* _SET EXERCISE_
Output the full listing below exactly, without the pictures.

Data listing
^^^^^^^^

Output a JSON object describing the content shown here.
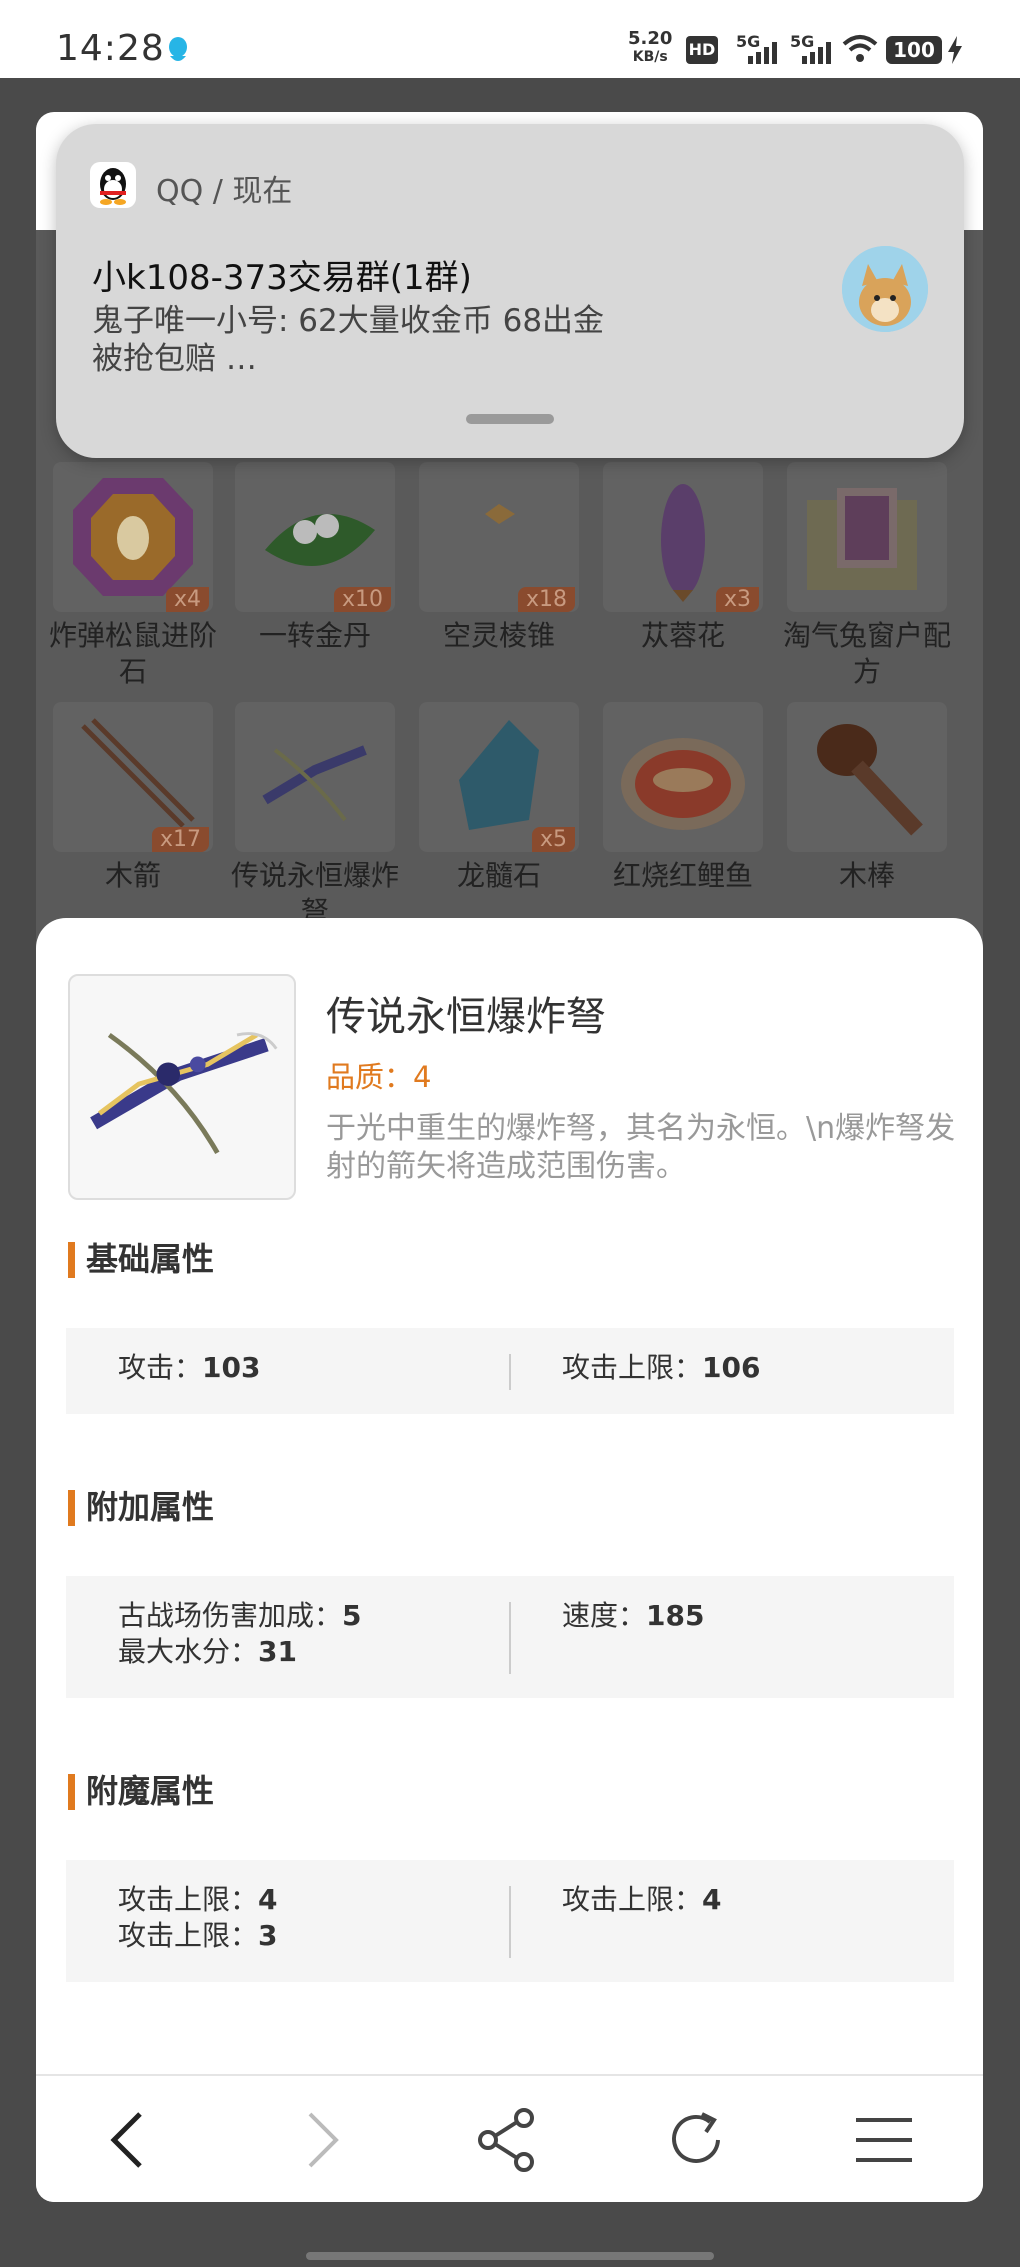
{
  "status_bar": {
    "time": "14:28",
    "speed_value": "5.20",
    "speed_unit": "KB/s",
    "hd_label": "HD",
    "network_1": "5G",
    "network_2": "5G",
    "battery": "100"
  },
  "notification": {
    "app_line": "QQ / 现在",
    "title": "小k108-373交易群(1群)",
    "body": "鬼子唯一小号: 62大量收金币  68出金\n 被抢包赔 …"
  },
  "grid_items": [
    {
      "name": "炸弹松鼠进阶石",
      "count": "x4",
      "icon": "gem-icon"
    },
    {
      "name": "一转金丹",
      "count": "x10",
      "icon": "pill-icon"
    },
    {
      "name": "空灵棱锥",
      "count": "x18",
      "icon": "pyramid-icon"
    },
    {
      "name": "苁蓉花",
      "count": "x3",
      "icon": "flower-icon"
    },
    {
      "name": "淘气兔窗户配方",
      "count": "",
      "icon": "scroll-icon"
    },
    {
      "name": "木箭",
      "count": "x17",
      "icon": "arrow-icon"
    },
    {
      "name": "传说永恒爆炸弩",
      "count": "",
      "icon": "crossbow-icon"
    },
    {
      "name": "龙髓石",
      "count": "x5",
      "icon": "crystal-icon"
    },
    {
      "name": "红烧红鲤鱼",
      "count": "",
      "icon": "fish-dish-icon"
    },
    {
      "name": "木棒",
      "count": "",
      "icon": "club-icon"
    }
  ],
  "detail": {
    "name": "传说永恒爆炸弩",
    "quality": "品质：4",
    "description": "于光中重生的爆炸弩，其名为永恒。\\n爆炸弩发射的箭矢将造成范围伤害。",
    "sections": [
      {
        "title": "基础属性",
        "left": [
          {
            "label": "攻击：",
            "value": "103"
          }
        ],
        "right": [
          {
            "label": "攻击上限：",
            "value": "106"
          }
        ]
      },
      {
        "title": "附加属性",
        "left": [
          {
            "label": "古战场伤害加成：",
            "value": "5"
          },
          {
            "label": "最大水分：",
            "value": "31"
          }
        ],
        "right": [
          {
            "label": "速度：",
            "value": "185"
          }
        ]
      },
      {
        "title": "附魔属性",
        "left": [
          {
            "label": "攻击上限：",
            "value": "4"
          },
          {
            "label": "攻击上限：",
            "value": "3"
          }
        ],
        "right": [
          {
            "label": "攻击上限：",
            "value": "4"
          }
        ]
      }
    ]
  },
  "nav": {
    "back_icon": "back-icon",
    "forward_icon": "forward-icon",
    "share_icon": "share-icon",
    "refresh_icon": "refresh-icon",
    "menu_icon": "menu-icon"
  },
  "colors": {
    "accent": "#e07a1f",
    "overlay": "#5a5a5a"
  }
}
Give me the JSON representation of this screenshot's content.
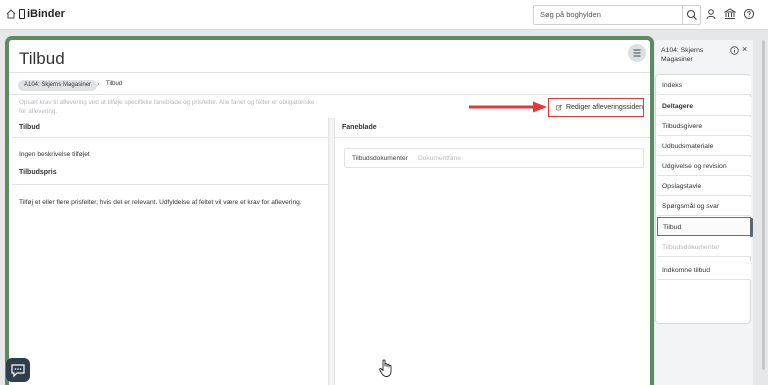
{
  "app": {
    "name": "iBinder"
  },
  "search": {
    "placeholder": "Søg på boghylden"
  },
  "page": {
    "title": "Tilbud",
    "breadcrumb": {
      "parent": "A104: Skjerns Magasiner",
      "separator": "›",
      "current": "Tilbud"
    },
    "intro": "Opsæt krav til aflevering ved at tilføje specifikke faneblade og prisfelter. Alle faner og felter er obligatoriske for aflevering.",
    "edit_button": "Rediger afleveringssiden"
  },
  "left": {
    "header": "Tilbud",
    "description": "Ingen beskrivelse tilføjet",
    "price_header": "Tilbudspris",
    "price_text": "Tilføj et eller flere prisfelter, hvis det er relevant. Udfyldelse af feltet vil være et krav for aflevering."
  },
  "right": {
    "header": "Faneblade",
    "tab_name": "Tilbudsdokumenter",
    "tab_type": "Dokumentfane"
  },
  "panel": {
    "title": "A104: Skjerns Magasiner",
    "close": "×",
    "items": [
      {
        "label": "Indeks"
      },
      {
        "label": "Deltagere"
      },
      {
        "label": "Tilbudsgivere"
      },
      {
        "label": "Udbudsmateriale"
      },
      {
        "label": "Udgivelse og revision"
      },
      {
        "label": "Opslagstavle"
      },
      {
        "label": "Spørgsmål og svar"
      },
      {
        "label": "Tilbud"
      },
      {
        "label": "Tilbudsdokumenter"
      },
      {
        "label": "Indkomne tilbud"
      }
    ]
  },
  "colors": {
    "frame": "#5e8a63",
    "highlight": "#e03b3b",
    "chat": "#2f3d4d"
  },
  "icons": [
    "home-icon",
    "search-icon",
    "user-icon",
    "bank-icon",
    "help-icon",
    "menu-icon",
    "edit-icon",
    "info-icon",
    "chat-icon",
    "hand-cursor-icon"
  ]
}
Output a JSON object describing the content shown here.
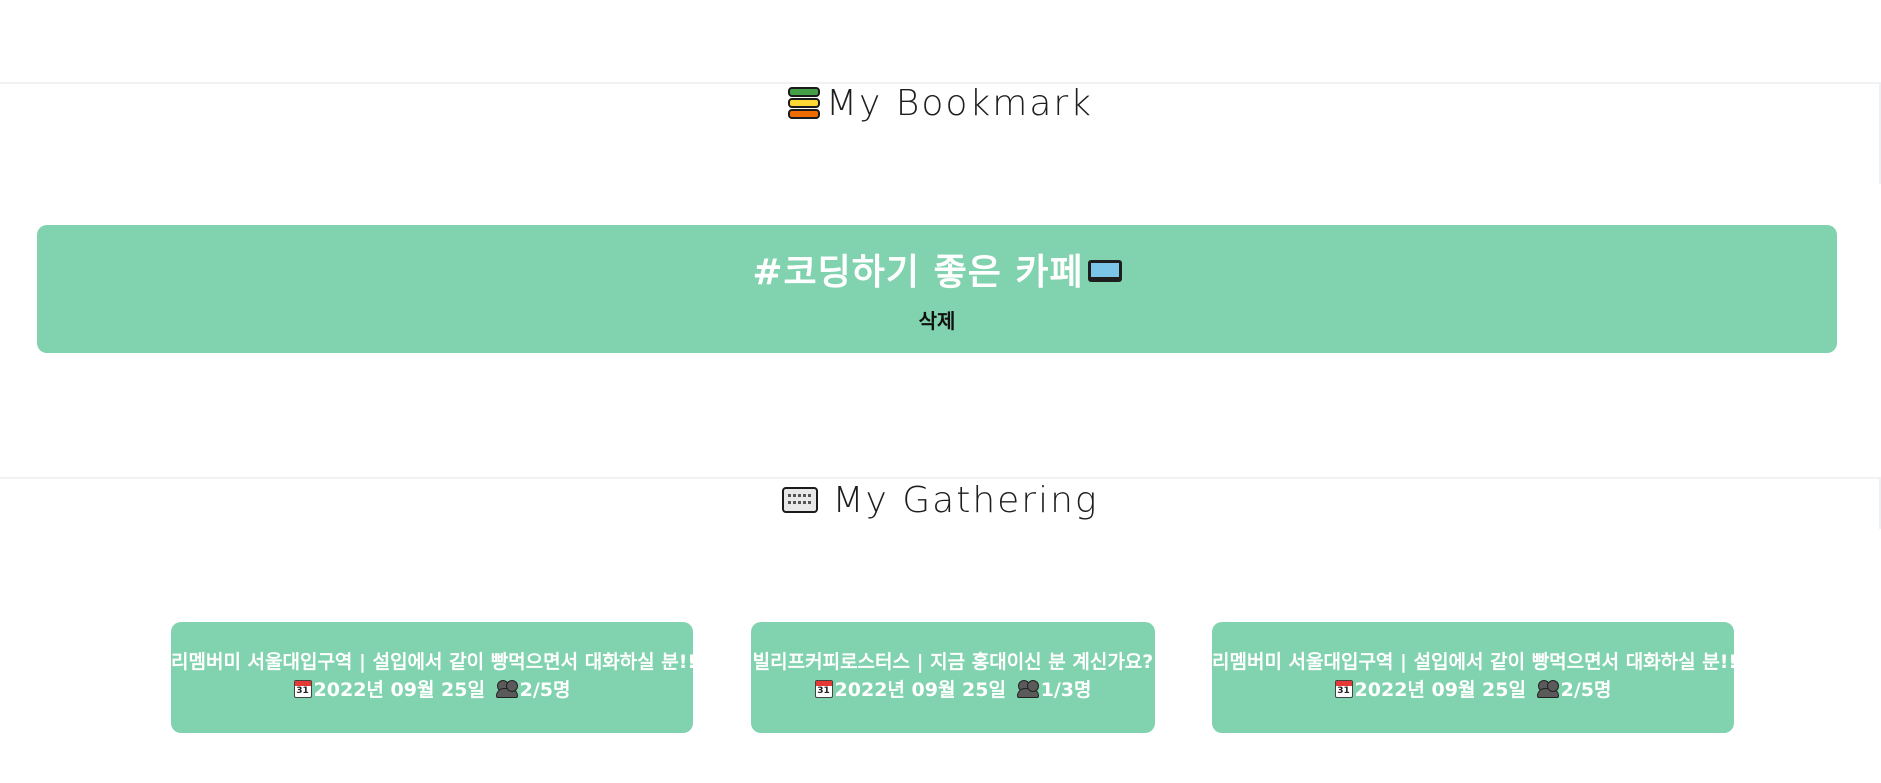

^^^^^^^^

* _ANSWER TO THE PROBLEM_
Output a JSON object describing the content shown here.
{
  "status_bar": {
    "time": "14:28",
    "speed_value": "5.20",
    "speed_unit": "KB/s",
    "hd_label": "HD",
    "network_1": "5G",
    "network_2": "5G",
    "battery": "100"
  },
  "notification": {
    "app_line": "QQ / 现在",
    "title": "小k108-373交易群(1群)",
    "body": "鬼子唯一小号: 62大量收金币  68出金\n 被抢包赔 …"
  },
  "grid_items": [
    {
      "name": "炸弹松鼠进阶石",
      "count": "x4",
      "icon": "gem-icon"
    },
    {
      "name": "一转金丹",
      "count": "x10",
      "icon": "pill-icon"
    },
    {
      "name": "空灵棱锥",
      "count": "x18",
      "icon": "pyramid-icon"
    },
    {
      "name": "苁蓉花",
      "count": "x3",
      "icon": "flower-icon"
    },
    {
      "name": "淘气兔窗户配方",
      "count": "",
      "icon": "scroll-icon"
    },
    {
      "name": "木箭",
      "count": "x17",
      "icon": "arrow-icon"
    },
    {
      "name": "传说永恒爆炸弩",
      "count": "",
      "icon": "crossbow-icon"
    },
    {
      "name": "龙髓石",
      "count": "x5",
      "icon": "crystal-icon"
    },
    {
      "name": "红烧红鲤鱼",
      "count": "",
      "icon": "fish-dish-icon"
    },
    {
      "name": "木棒",
      "count": "",
      "icon": "club-icon"
    }
  ],
  "detail": {
    "name": "传说永恒爆炸弩",
    "quality": "品质：4",
    "description": "于光中重生的爆炸弩，其名为永恒。\\n爆炸弩发射的箭矢将造成范围伤害。",
    "sections": [
      {
        "title": "基础属性",
        "left": [
          {
            "label": "攻击：",
            "value": "103"
          }
        ],
        "right": [
          {
            "label": "攻击上限：",
            "value": "106"
          }
        ]
      },
      {
        "title": "附加属性",
        "left": [
          {
            "label": "古战场伤害加成：",
            "value": "5"
          },
          {
            "label": "最大水分：",
            "value": "31"
          }
        ],
        "right": [
          {
            "label": "速度：",
            "value": "185"
          }
        ]
      },
      {
        "title": "附魔属性",
        "left": [
          {
            "label": "攻击上限：",
            "value": "4"
          },
          {
            "label": "攻击上限：",
            "value": "3"
          }
        ],
        "right": [
          {
            "label": "攻击上限：",
            "value": "4"
          }
        ]
      }
    ]
  },
  "nav": {
    "back_icon": "back-icon",
    "forward_icon": "forward-icon",
    "share_icon": "share-icon",
    "refresh_icon": "refresh-icon",
    "menu_icon": "menu-icon"
  },
  "colors": {
    "accent": "#e07a1f",
    "overlay": "#5a5a5a"
  }
}
Give me the JSON representation of this screenshot's content.
{
  "app": {
    "name": "iBinder"
  },
  "search": {
    "placeholder": "Søg på boghylden"
  },
  "page": {
    "title": "Tilbud",
    "breadcrumb": {
      "parent": "A104: Skjerns Magasiner",
      "separator": "›",
      "current": "Tilbud"
    },
    "intro": "Opsæt krav til aflevering ved at tilføje specifikke faneblade og prisfelter. Alle faner og felter er obligatoriske for aflevering.",
    "edit_button": "Rediger afleveringssiden"
  },
  "left": {
    "header": "Tilbud",
    "description": "Ingen beskrivelse tilføjet",
    "price_header": "Tilbudspris",
    "price_text": "Tilføj et eller flere prisfelter, hvis det er relevant. Udfyldelse af feltet vil være et krav for aflevering."
  },
  "right": {
    "header": "Faneblade",
    "tab_name": "Tilbudsdokumenter",
    "tab_type": "Dokumentfane"
  },
  "panel": {
    "title": "A104: Skjerns Magasiner",
    "close": "×",
    "items": [
      {
        "label": "Indeks"
      },
      {
        "label": "Deltagere"
      },
      {
        "label": "Tilbudsgivere"
      },
      {
        "label": "Udbudsmateriale"
      },
      {
        "label": "Udgivelse og revision"
      },
      {
        "label": "Opslagstavle"
      },
      {
        "label": "Spørgsmål og svar"
      },
      {
        "label": "Tilbud"
      },
      {
        "label": "Tilbudsdokumenter"
      },
      {
        "label": "Indkomne tilbud"
      }
    ]
  },
  "colors": {
    "frame": "#5e8a63",
    "highlight": "#e03b3b",
    "chat": "#2f3d4d"
  },
  "icons": [
    "home-icon",
    "search-icon",
    "user-icon",
    "bank-icon",
    "help-icon",
    "menu-icon",
    "edit-icon",
    "info-icon",
    "chat-icon",
    "hand-cursor-icon"
  ]
}
Output a JSON object describing the content shown here.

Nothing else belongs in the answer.